◆ Written exercise:
Gather every line from the entries below that includes "color".

◆ Records for this task:
===

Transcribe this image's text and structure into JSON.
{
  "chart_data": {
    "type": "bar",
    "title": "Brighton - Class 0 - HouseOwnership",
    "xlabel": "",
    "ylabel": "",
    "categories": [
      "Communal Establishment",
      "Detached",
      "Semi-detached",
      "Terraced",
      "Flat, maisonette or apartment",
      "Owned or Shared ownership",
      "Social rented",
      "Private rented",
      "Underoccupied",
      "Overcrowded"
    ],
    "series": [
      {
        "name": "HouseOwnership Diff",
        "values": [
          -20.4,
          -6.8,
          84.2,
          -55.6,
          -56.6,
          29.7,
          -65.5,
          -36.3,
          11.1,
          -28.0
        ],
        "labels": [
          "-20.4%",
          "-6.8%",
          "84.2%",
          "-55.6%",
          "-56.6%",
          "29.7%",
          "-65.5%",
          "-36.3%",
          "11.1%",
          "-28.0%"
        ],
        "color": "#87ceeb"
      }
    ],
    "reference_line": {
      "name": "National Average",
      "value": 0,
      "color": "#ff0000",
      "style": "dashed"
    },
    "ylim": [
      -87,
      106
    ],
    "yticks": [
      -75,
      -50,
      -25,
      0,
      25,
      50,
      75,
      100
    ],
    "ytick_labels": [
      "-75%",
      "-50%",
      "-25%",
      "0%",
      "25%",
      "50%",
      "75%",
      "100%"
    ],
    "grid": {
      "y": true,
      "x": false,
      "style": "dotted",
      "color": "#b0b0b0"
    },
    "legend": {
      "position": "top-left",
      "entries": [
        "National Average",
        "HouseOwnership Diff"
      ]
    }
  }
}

===

◆ Final result:
        "color": "#87ceeb"
      "color": "#ff0000",
      "color": "#b0b0b0"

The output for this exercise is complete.